(What this task involves)
Leaving the pictures aside, transcribe every line below exactly.

[Figure contents as structured data]

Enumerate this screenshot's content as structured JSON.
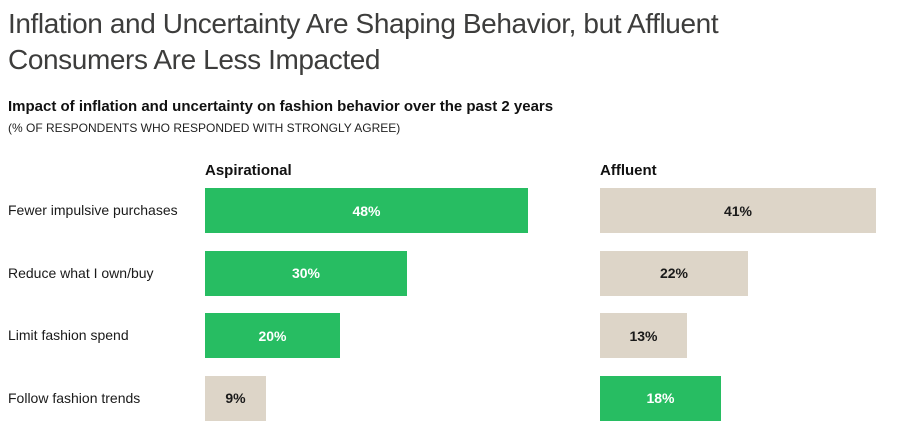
{
  "slide": {
    "title_line1": "Inflation and Uncertainty Are Shaping Behavior, but Affluent",
    "title_line2": "Consumers Are Less Impacted"
  },
  "chart_data": {
    "type": "bar",
    "orientation": "horizontal",
    "title": "Impact of inflation and uncertainty on fashion behavior over the past 2 years",
    "subtitle": "(% OF RESPONDENTS WHO RESPONDED WITH STRONGLY AGREE)",
    "categories": [
      "Fewer impulsive purchases",
      "Reduce what I own/buy",
      "Limit fashion spend",
      "Follow fashion trends"
    ],
    "series": [
      {
        "name": "Aspirational",
        "values": [
          48,
          30,
          20,
          9
        ],
        "bar_styles": [
          "green",
          "green",
          "green",
          "beige"
        ]
      },
      {
        "name": "Affluent",
        "values": [
          41,
          22,
          13,
          18
        ],
        "bar_styles": [
          "beige",
          "beige",
          "beige",
          "green"
        ]
      }
    ],
    "value_suffix": "%",
    "xlim": [
      0,
      50
    ],
    "legend_position": "column-headers",
    "grid": false,
    "colors": {
      "green": "#27bd62",
      "beige": "#ddd5c8",
      "label_on_green": "#ffffff",
      "label_on_beige": "#1a1a1a"
    }
  }
}
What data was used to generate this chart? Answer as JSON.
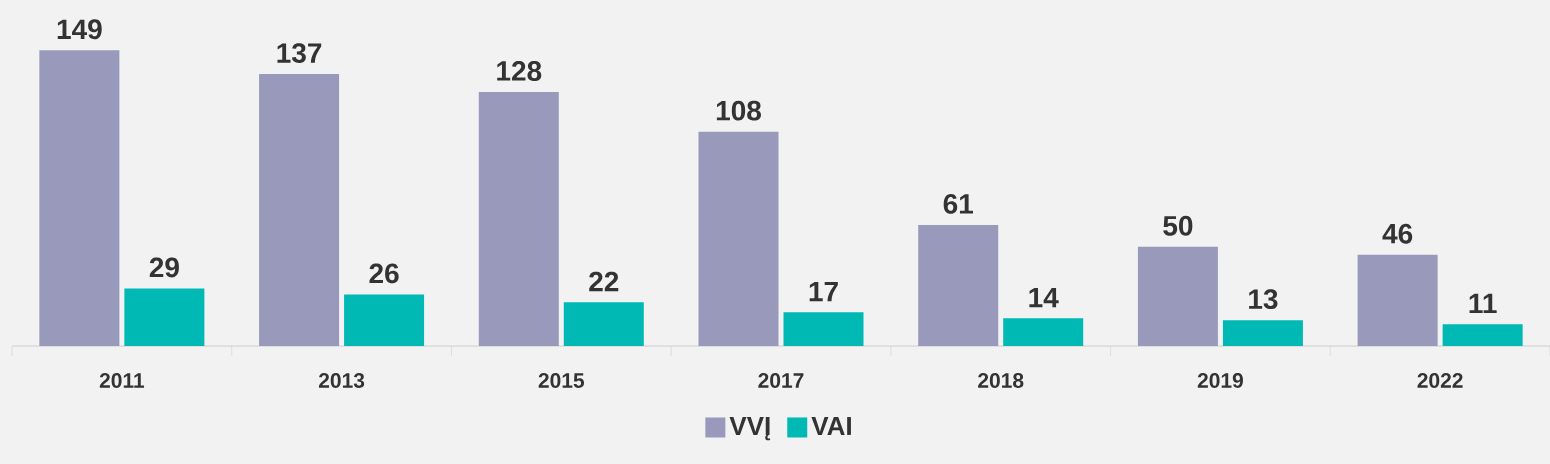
{
  "chart_data": {
    "type": "bar",
    "categories": [
      "2011",
      "2013",
      "2015",
      "2017",
      "2018",
      "2019",
      "2022"
    ],
    "series": [
      {
        "name": "VVĮ",
        "color": "#9999bb",
        "values": [
          149,
          137,
          128,
          108,
          61,
          50,
          46
        ]
      },
      {
        "name": "VAI",
        "color": "#00b8b4",
        "values": [
          29,
          26,
          22,
          17,
          14,
          13,
          11
        ]
      }
    ],
    "data_labels": true,
    "legend": "bottom"
  }
}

(Exercise answer)
Enumerate this screenshot's content as structured JSON.
{
  "slide": {
    "title_line1": "Inflation and Uncertainty Are Shaping Behavior, but Affluent",
    "title_line2": "Consumers Are Less Impacted"
  },
  "chart_data": {
    "type": "bar",
    "orientation": "horizontal",
    "title": "Impact of inflation and uncertainty on fashion behavior over the past 2 years",
    "subtitle": "(% OF RESPONDENTS WHO RESPONDED WITH STRONGLY AGREE)",
    "categories": [
      "Fewer impulsive purchases",
      "Reduce what I own/buy",
      "Limit fashion spend",
      "Follow fashion trends"
    ],
    "series": [
      {
        "name": "Aspirational",
        "values": [
          48,
          30,
          20,
          9
        ],
        "bar_styles": [
          "green",
          "green",
          "green",
          "beige"
        ]
      },
      {
        "name": "Affluent",
        "values": [
          41,
          22,
          13,
          18
        ],
        "bar_styles": [
          "beige",
          "beige",
          "beige",
          "green"
        ]
      }
    ],
    "value_suffix": "%",
    "xlim": [
      0,
      50
    ],
    "legend_position": "column-headers",
    "grid": false,
    "colors": {
      "green": "#27bd62",
      "beige": "#ddd5c8",
      "label_on_green": "#ffffff",
      "label_on_beige": "#1a1a1a"
    }
  }
}
What data was used to generate this chart? Answer as JSON.
{
  "chart_data": {
    "type": "bar",
    "categories": [
      "2011",
      "2013",
      "2015",
      "2017",
      "2018",
      "2019",
      "2022"
    ],
    "series": [
      {
        "name": "VVĮ",
        "color": "#9999bb",
        "values": [
          149,
          137,
          128,
          108,
          61,
          50,
          46
        ]
      },
      {
        "name": "VAI",
        "color": "#00b8b4",
        "values": [
          29,
          26,
          22,
          17,
          14,
          13,
          11
        ]
      }
    ],
    "data_labels": true,
    "legend": "bottom"
  }
}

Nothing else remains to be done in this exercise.